→ **Objective**: Will you output all of the data below exactly, omitting the images?
***** Given records
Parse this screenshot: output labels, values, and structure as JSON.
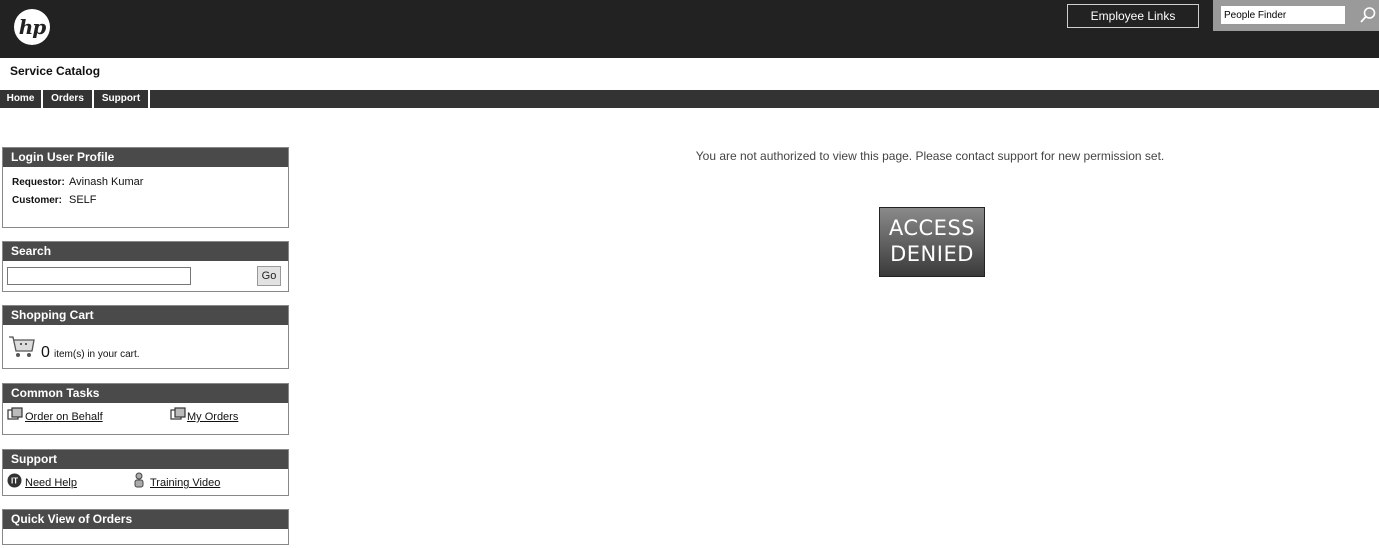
{
  "header": {
    "logo_text": "hp",
    "employee_links_label": "Employee Links",
    "people_finder_value": "People Finder"
  },
  "app": {
    "title": "Service Catalog"
  },
  "nav": {
    "items": [
      "Home",
      "Orders",
      "Support"
    ]
  },
  "sidebar": {
    "profile": {
      "title": "Login User Profile",
      "requestor_label": "Requestor:",
      "requestor_value": "Avinash Kumar",
      "customer_label": "Customer:",
      "customer_value": "SELF"
    },
    "search": {
      "title": "Search",
      "query": "",
      "go_label": "Go"
    },
    "cart": {
      "title": "Shopping Cart",
      "count": "0",
      "text": "item(s) in your cart."
    },
    "tasks": {
      "title": "Common Tasks",
      "order_on_behalf": "Order on Behalf",
      "my_orders": "My Orders"
    },
    "support": {
      "title": "Support",
      "need_help": "Need Help",
      "training_video": "Training Video"
    },
    "quick_view": {
      "title": "Quick View of Orders"
    }
  },
  "main": {
    "message": "You are not authorized to view this page. Please contact support for new permission set.",
    "denied_line1": "ACCESS",
    "denied_line2": "DENIED"
  },
  "icons": [
    "hp-logo",
    "search-icon",
    "cart-icon",
    "order-icon",
    "it-help-icon",
    "person-icon"
  ]
}
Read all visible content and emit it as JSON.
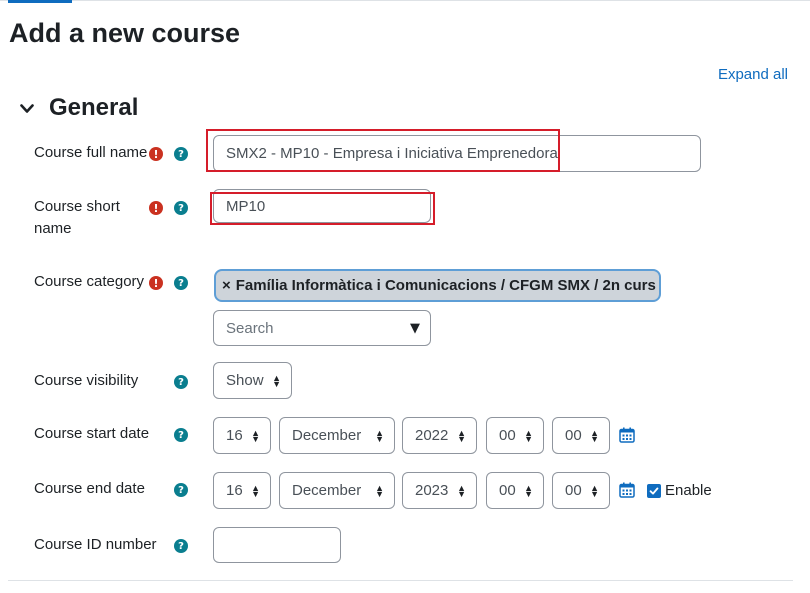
{
  "page": {
    "title": "Add a new course",
    "expand_all": "Expand all"
  },
  "section": {
    "title": "General"
  },
  "fields": {
    "fullname": {
      "label": "Course full name",
      "value": "SMX2 - MP10 - Empresa i Iniciativa Emprenedora"
    },
    "shortname": {
      "label_line1": "Course short",
      "label_line2": "name",
      "value": "MP10"
    },
    "category": {
      "label": "Course category",
      "selected": "Família Informàtica i Comunicacions / CFGM SMX / 2n curs",
      "remove_glyph": "×",
      "search_placeholder": "Search",
      "dropdown_glyph": "▼"
    },
    "visibility": {
      "label": "Course visibility",
      "value": "Show"
    },
    "startdate": {
      "label": "Course start date",
      "day": "16",
      "month": "December",
      "year": "2022",
      "hour": "00",
      "minute": "00"
    },
    "enddate": {
      "label": "Course end date",
      "day": "16",
      "month": "December",
      "year": "2023",
      "hour": "00",
      "minute": "00",
      "enable_label": "Enable",
      "enabled": true
    },
    "idnumber": {
      "label": "Course ID number",
      "value": ""
    }
  },
  "icons": {
    "required": "required-icon",
    "help": "help-icon",
    "calendar": "calendar-icon",
    "collapse": "chevron-down-icon",
    "select_arrows": "updown-arrows-icon"
  },
  "colors": {
    "link": "#0f6cbf",
    "required": "#ca3120",
    "help": "#0a7e8f",
    "highlight_box": "#d51d2a"
  }
}
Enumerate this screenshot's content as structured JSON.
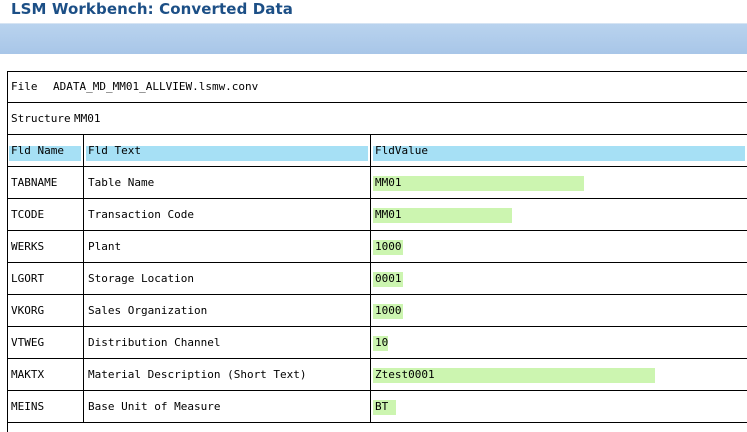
{
  "window": {
    "title": "LSM Workbench: Converted Data"
  },
  "file": {
    "label": "File",
    "value": "ADATA_MD_MM01_ALLVIEW.lsmw.conv"
  },
  "structure": {
    "label": "Structure",
    "value": "MM01"
  },
  "columns": {
    "fld_name": "Fld Name",
    "fld_text": "Fld Text",
    "fld_value": "FldValue"
  },
  "colors": {
    "title": "#1c4f86",
    "toolbar": "#a8c6e8",
    "header_highlight": "#a6e0f5",
    "value_highlight": "#ccf5b0"
  },
  "rows": [
    {
      "name": "TABNAME",
      "text": "Table Name",
      "value": "MM01",
      "fill": 0.56
    },
    {
      "name": "TCODE",
      "text": "Transaction Code",
      "value": "MM01",
      "fill": 0.37
    },
    {
      "name": "WERKS",
      "text": "Plant",
      "value": "1000",
      "fill": 0.08
    },
    {
      "name": "LGORT",
      "text": "Storage Location",
      "value": "0001",
      "fill": 0.08
    },
    {
      "name": "VKORG",
      "text": "Sales Organization",
      "value": "1000",
      "fill": 0.08
    },
    {
      "name": "VTWEG",
      "text": "Distribution Channel",
      "value": "10",
      "fill": 0.04
    },
    {
      "name": "MAKTX",
      "text": "Material Description (Short Text)",
      "value": "Ztest0001",
      "fill": 0.75
    },
    {
      "name": "MEINS",
      "text": "Base Unit of Measure",
      "value": "BT",
      "fill": 0.06
    }
  ]
}
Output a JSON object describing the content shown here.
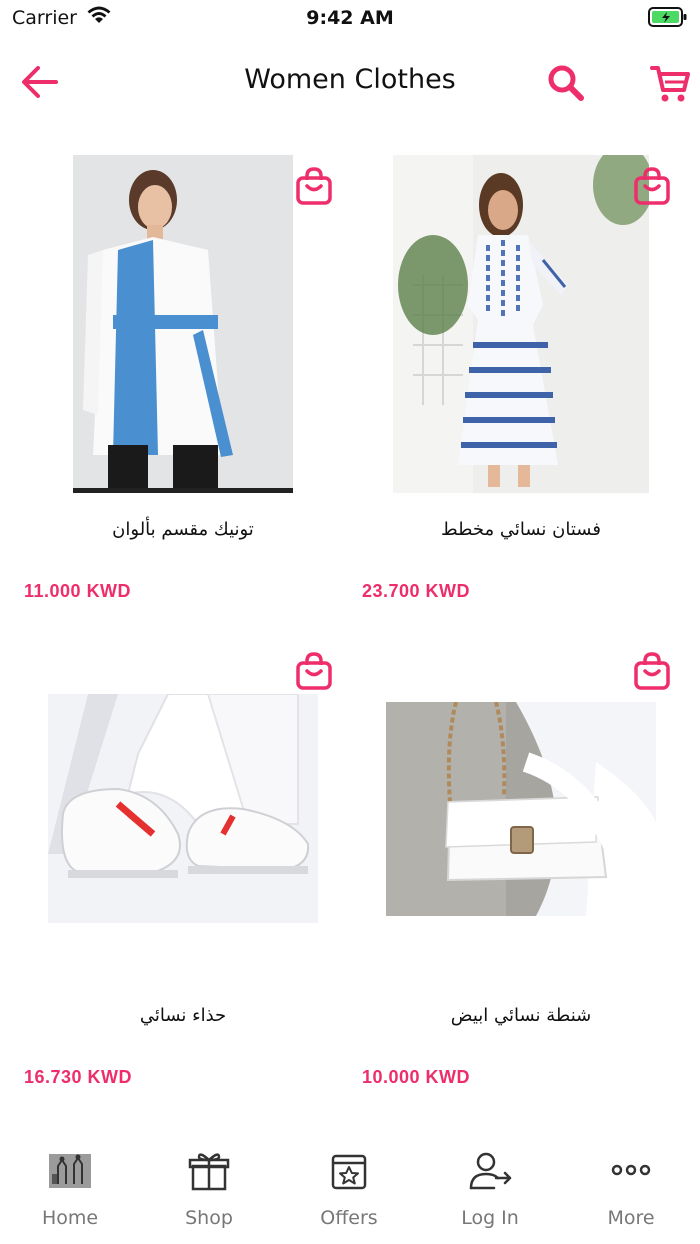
{
  "status_bar": {
    "carrier": "Carrier",
    "time": "9:42 AM"
  },
  "header": {
    "title": "Women Clothes"
  },
  "colors": {
    "accent": "#ee2d6b",
    "tab_label": "#777777"
  },
  "icons": {
    "back": "arrow-left-icon",
    "search": "search-icon",
    "cart": "cart-icon",
    "add_to_bag": "shopping-bag-icon"
  },
  "products": [
    {
      "name": "تونيك مقسم بألوان",
      "price": "11.000 KWD"
    },
    {
      "name": "فستان نسائي مخطط",
      "price": "23.700 KWD"
    },
    {
      "name": "حذاء نسائي",
      "price": "16.730 KWD"
    },
    {
      "name": "شنطة نسائي ابيض",
      "price": "10.000 KWD"
    }
  ],
  "tabbar": {
    "items": [
      {
        "label": "Home",
        "icon": "store-logo-icon"
      },
      {
        "label": "Shop",
        "icon": "gift-icon"
      },
      {
        "label": "Offers",
        "icon": "star-calendar-icon"
      },
      {
        "label": "Log In",
        "icon": "user-login-icon"
      },
      {
        "label": "More",
        "icon": "more-dots-icon"
      }
    ]
  }
}
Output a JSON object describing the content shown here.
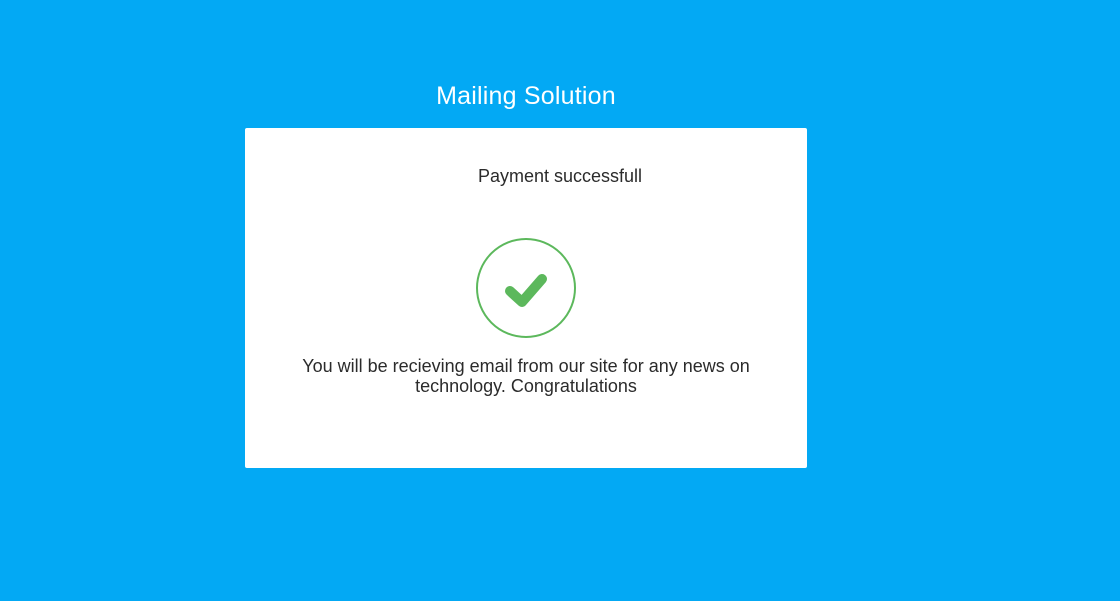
{
  "header": {
    "title": "Mailing Solution"
  },
  "card": {
    "heading": "Payment successfull",
    "status_icon": "checkmark-circle-icon",
    "message": "You will be recieving email from our site for any news on technology. Congratulations"
  },
  "colors": {
    "background": "#03a9f4",
    "card": "#ffffff",
    "success": "#5cb85c",
    "text": "#2b2b2b"
  }
}
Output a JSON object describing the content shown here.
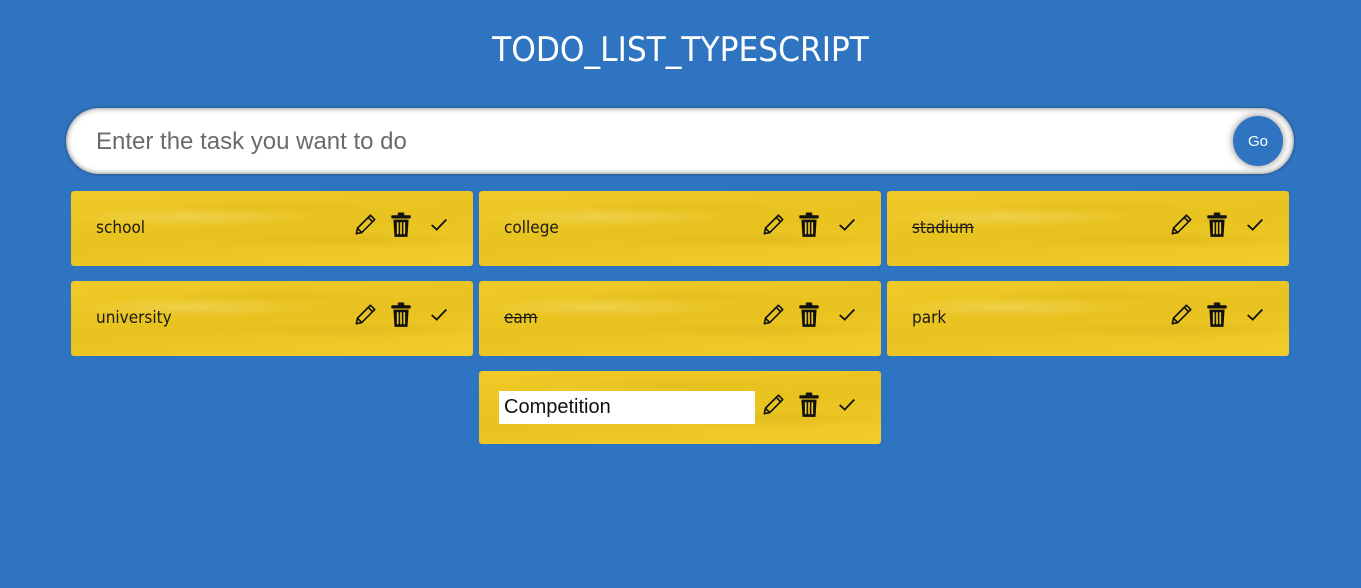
**********
→ **Answer to the problem**:
Parse this screenshot: output labels, values, and structure as JSON.
{
  "header": {
    "logo_text": "hp",
    "employee_links_label": "Employee Links",
    "people_finder_value": "People Finder"
  },
  "app": {
    "title": "Service Catalog"
  },
  "nav": {
    "items": [
      "Home",
      "Orders",
      "Support"
    ]
  },
  "sidebar": {
    "profile": {
      "title": "Login User Profile",
      "requestor_label": "Requestor:",
      "requestor_value": "Avinash Kumar",
      "customer_label": "Customer:",
      "customer_value": "SELF"
    },
    "search": {
      "title": "Search",
      "query": "",
      "go_label": "Go"
    },
    "cart": {
      "title": "Shopping Cart",
      "count": "0",
      "text": "item(s) in your cart."
    },
    "tasks": {
      "title": "Common Tasks",
      "order_on_behalf": "Order on Behalf",
      "my_orders": "My Orders"
    },
    "support": {
      "title": "Support",
      "need_help": "Need Help",
      "training_video": "Training Video"
    },
    "quick_view": {
      "title": "Quick View of Orders"
    }
  },
  "main": {
    "message": "You are not authorized to view this page. Please contact support for new permission set.",
    "denied_line1": "ACCESS",
    "denied_line2": "DENIED"
  },
  "icons": [
    "hp-logo",
    "search-icon",
    "cart-icon",
    "order-icon",
    "it-help-icon",
    "person-icon"
  ]
}
Read all visible content and emit it as JSON.
{
  "page": {
    "title": "Add a new course",
    "expand_all": "Expand all"
  },
  "section": {
    "title": "General"
  },
  "fields": {
    "fullname": {
      "label": "Course full name",
      "value": "SMX2 - MP10 - Empresa i Iniciativa Emprenedora"
    },
    "shortname": {
      "label_line1": "Course short",
      "label_line2": "name",
      "value": "MP10"
    },
    "category": {
      "label": "Course category",
      "selected": "Família Informàtica i Comunicacions / CFGM SMX / 2n curs",
      "remove_glyph": "×",
      "search_placeholder": "Search",
      "dropdown_glyph": "▼"
    },
    "visibility": {
      "label": "Course visibility",
      "value": "Show"
    },
    "startdate": {
      "label": "Course start date",
      "day": "16",
      "month": "December",
      "year": "2022",
      "hour": "00",
      "minute": "00"
    },
    "enddate": {
      "label": "Course end date",
      "day": "16",
      "month": "December",
      "year": "2023",
      "hour": "00",
      "minute": "00",
      "enable_label": "Enable",
      "enabled": true
    },
    "idnumber": {
      "label": "Course ID number",
      "value": ""
    }
  },
  "icons": {
    "required": "required-icon",
    "help": "help-icon",
    "calendar": "calendar-icon",
    "collapse": "chevron-down-icon",
    "select_arrows": "updown-arrows-icon"
  },
  "colors": {
    "link": "#0f6cbf",
    "required": "#ca3120",
    "help": "#0a7e8f",
    "highlight_box": "#d51d2a"
  }
}
Enumerate this screenshot's content as structured JSON.
{
  "window": {
    "title": "LSM Workbench: Converted Data"
  },
  "file": {
    "label": "File",
    "value": "ADATA_MD_MM01_ALLVIEW.lsmw.conv"
  },
  "structure": {
    "label": "Structure",
    "value": "MM01"
  },
  "columns": {
    "fld_name": "Fld Name",
    "fld_text": "Fld Text",
    "fld_value": "FldValue"
  },
  "colors": {
    "title": "#1c4f86",
    "toolbar": "#a8c6e8",
    "header_highlight": "#a6e0f5",
    "value_highlight": "#ccf5b0"
  },
  "rows": [
    {
      "name": "TABNAME",
      "text": "Table Name",
      "value": "MM01",
      "fill": 0.56
    },
    {
      "name": "TCODE",
      "text": "Transaction Code",
      "value": "MM01",
      "fill": 0.37
    },
    {
      "name": "WERKS",
      "text": "Plant",
      "value": "1000",
      "fill": 0.08
    },
    {
      "name": "LGORT",
      "text": "Storage Location",
      "value": "0001",
      "fill": 0.08
    },
    {
      "name": "VKORG",
      "text": "Sales Organization",
      "value": "1000",
      "fill": 0.08
    },
    {
      "name": "VTWEG",
      "text": "Distribution Channel",
      "value": "10",
      "fill": 0.04
    },
    {
      "name": "MAKTX",
      "text": "Material Description (Short Text)",
      "value": "Ztest0001",
      "fill": 0.75
    },
    {
      "name": "MEINS",
      "text": "Base Unit of Measure",
      "value": "BT",
      "fill": 0.06
    }
  ]
}
Output a JSON object describing the content shown here.
{
  "status_bar": {
    "carrier": "Carrier",
    "time": "9:42 AM"
  },
  "header": {
    "title": "Women Clothes"
  },
  "colors": {
    "accent": "#ee2d6b",
    "tab_label": "#777777"
  },
  "icons": {
    "back": "arrow-left-icon",
    "search": "search-icon",
    "cart": "cart-icon",
    "add_to_bag": "shopping-bag-icon"
  },
  "products": [
    {
      "name": "تونيك مقسم بألوان",
      "price": "11.000 KWD"
    },
    {
      "name": "فستان نسائي مخطط",
      "price": "23.700 KWD"
    },
    {
      "name": "حذاء نسائي",
      "price": "16.730 KWD"
    },
    {
      "name": "شنطة نسائي ابيض",
      "price": "10.000 KWD"
    }
  ],
  "tabbar": {
    "items": [
      {
        "label": "Home",
        "icon": "store-logo-icon"
      },
      {
        "label": "Shop",
        "icon": "gift-icon"
      },
      {
        "label": "Offers",
        "icon": "star-calendar-icon"
      },
      {
        "label": "Log In",
        "icon": "user-login-icon"
      },
      {
        "label": "More",
        "icon": "more-dots-icon"
      }
    ]
  }
}
Output a JSON object describing the content shown here.
{
  "header": {
    "title": "Mailing Solution"
  },
  "card": {
    "heading": "Payment successfull",
    "status_icon": "checkmark-circle-icon",
    "message": "You will be recieving email from our site for any news on technology. Congratulations"
  },
  "colors": {
    "background": "#03a9f4",
    "card": "#ffffff",
    "success": "#5cb85c",
    "text": "#2b2b2b"
  }
}
Output a JSON object describing the content shown here.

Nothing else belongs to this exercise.